▶ _Entries supplied_
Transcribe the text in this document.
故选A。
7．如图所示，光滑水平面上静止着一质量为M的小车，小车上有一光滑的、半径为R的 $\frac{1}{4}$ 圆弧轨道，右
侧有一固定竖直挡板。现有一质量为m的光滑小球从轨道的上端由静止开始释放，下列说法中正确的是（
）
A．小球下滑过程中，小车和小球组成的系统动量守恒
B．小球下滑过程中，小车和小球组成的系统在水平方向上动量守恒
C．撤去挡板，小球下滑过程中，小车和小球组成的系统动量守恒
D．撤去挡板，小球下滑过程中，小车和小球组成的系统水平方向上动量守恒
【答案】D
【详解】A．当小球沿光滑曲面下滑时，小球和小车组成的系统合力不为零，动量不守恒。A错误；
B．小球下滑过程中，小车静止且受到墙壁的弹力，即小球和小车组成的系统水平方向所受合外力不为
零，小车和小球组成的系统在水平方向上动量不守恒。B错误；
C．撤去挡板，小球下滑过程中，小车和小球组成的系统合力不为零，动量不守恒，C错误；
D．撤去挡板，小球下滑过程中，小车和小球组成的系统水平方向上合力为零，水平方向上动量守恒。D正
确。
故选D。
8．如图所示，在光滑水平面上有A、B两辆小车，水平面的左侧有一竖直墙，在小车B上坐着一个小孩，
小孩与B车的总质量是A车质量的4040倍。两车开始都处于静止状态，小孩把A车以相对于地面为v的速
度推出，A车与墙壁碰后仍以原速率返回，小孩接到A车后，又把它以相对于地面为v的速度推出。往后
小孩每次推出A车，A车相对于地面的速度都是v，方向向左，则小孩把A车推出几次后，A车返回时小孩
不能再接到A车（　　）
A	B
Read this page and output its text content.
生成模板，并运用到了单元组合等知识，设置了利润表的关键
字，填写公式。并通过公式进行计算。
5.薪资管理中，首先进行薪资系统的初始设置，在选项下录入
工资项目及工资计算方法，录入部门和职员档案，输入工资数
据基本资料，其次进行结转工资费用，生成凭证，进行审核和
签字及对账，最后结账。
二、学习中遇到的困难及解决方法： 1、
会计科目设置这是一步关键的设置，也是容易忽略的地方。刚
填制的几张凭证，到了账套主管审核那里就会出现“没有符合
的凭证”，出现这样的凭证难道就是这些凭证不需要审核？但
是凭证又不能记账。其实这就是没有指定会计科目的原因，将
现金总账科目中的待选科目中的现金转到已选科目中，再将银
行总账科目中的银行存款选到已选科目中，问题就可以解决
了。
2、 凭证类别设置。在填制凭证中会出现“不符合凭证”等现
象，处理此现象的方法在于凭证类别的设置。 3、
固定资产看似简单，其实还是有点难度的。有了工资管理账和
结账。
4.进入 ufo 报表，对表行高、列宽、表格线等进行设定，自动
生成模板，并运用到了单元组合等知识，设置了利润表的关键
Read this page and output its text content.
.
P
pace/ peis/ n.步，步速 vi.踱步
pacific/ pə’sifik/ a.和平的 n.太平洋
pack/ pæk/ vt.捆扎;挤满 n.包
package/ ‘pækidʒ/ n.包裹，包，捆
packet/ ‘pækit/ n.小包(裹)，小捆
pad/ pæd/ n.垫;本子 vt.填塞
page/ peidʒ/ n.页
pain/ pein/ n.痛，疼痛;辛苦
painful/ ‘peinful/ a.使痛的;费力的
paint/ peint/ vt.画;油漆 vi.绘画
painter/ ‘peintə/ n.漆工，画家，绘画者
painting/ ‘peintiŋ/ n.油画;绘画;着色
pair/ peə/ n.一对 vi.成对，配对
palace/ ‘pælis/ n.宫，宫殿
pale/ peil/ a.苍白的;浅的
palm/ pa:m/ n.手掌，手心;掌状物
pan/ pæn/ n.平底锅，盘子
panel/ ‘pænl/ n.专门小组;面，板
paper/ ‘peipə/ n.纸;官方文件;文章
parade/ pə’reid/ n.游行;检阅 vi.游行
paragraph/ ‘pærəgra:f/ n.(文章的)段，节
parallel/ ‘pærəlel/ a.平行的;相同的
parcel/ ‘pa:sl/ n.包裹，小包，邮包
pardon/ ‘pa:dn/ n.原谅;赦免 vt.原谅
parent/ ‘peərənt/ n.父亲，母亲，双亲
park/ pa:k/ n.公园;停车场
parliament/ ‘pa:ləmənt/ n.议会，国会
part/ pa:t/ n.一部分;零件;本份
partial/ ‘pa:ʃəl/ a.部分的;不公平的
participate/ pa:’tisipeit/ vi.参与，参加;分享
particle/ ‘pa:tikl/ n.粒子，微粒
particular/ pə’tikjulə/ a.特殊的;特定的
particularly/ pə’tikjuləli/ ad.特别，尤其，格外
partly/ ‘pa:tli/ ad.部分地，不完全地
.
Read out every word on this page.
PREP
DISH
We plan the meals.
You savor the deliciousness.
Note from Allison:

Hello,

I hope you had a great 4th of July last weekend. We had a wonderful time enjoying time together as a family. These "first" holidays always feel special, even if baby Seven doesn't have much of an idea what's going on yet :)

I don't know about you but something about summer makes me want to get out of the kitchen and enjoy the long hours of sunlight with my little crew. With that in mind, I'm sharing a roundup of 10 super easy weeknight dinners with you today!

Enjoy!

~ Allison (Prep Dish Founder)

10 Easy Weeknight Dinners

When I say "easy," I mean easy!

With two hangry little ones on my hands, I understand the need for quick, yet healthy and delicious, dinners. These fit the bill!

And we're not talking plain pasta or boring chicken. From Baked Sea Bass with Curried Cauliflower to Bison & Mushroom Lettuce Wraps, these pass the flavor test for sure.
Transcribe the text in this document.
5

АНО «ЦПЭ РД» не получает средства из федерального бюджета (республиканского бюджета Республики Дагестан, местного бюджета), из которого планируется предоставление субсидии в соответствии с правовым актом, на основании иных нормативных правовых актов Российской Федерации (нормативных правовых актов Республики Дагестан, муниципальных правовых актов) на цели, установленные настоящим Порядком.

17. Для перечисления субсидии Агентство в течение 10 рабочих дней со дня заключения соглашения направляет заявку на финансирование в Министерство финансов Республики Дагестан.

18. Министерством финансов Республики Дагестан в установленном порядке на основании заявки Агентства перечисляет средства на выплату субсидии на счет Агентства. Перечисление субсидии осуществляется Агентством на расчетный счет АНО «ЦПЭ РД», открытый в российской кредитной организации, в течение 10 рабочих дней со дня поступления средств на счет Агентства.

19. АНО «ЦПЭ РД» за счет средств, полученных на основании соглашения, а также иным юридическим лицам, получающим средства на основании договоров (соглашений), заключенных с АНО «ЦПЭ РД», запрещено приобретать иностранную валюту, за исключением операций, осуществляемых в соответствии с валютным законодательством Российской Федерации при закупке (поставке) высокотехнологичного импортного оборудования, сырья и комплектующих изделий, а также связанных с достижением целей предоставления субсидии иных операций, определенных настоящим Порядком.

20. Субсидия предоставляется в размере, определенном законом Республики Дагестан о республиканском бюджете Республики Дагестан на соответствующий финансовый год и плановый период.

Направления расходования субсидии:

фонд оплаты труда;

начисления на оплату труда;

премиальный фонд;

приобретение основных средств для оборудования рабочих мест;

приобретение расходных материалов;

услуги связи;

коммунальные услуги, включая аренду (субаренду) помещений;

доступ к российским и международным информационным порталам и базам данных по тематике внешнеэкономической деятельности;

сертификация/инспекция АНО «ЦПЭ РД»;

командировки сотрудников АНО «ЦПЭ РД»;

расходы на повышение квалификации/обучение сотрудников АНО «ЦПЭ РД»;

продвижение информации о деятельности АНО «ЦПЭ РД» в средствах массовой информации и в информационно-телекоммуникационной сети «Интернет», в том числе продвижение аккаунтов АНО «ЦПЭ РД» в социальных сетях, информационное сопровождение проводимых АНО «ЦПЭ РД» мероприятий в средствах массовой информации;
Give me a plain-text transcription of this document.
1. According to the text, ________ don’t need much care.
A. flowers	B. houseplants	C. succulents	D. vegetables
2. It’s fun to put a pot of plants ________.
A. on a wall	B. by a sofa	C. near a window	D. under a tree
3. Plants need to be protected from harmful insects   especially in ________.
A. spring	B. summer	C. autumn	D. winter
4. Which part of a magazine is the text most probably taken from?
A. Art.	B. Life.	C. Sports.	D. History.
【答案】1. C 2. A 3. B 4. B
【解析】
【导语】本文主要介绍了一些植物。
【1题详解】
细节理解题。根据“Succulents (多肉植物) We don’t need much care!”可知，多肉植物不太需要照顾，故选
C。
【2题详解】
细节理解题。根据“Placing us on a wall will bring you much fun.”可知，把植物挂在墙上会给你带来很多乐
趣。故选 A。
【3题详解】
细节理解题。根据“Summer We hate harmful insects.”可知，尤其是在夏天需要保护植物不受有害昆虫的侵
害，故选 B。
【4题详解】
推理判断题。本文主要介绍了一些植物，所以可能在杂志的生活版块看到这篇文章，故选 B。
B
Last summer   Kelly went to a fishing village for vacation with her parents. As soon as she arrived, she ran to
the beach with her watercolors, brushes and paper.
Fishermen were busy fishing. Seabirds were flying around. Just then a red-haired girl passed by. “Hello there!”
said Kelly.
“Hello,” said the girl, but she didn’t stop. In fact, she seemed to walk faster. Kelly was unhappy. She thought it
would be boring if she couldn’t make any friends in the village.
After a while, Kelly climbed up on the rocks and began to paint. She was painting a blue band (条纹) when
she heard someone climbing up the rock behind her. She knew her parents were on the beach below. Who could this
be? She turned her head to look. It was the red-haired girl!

▶ _Stated problem_
Gather from the records above every line containing the string "boring".

▶ _Answer to the exercise_
And we're not talking plain pasta or boring chicken. From Baked Sea Bass with Curried Cauliflower to Bison & Mushroom Lettuce Wraps, these pass the flavor test for sure.
would be boring if she couldn’t make any friends in the village.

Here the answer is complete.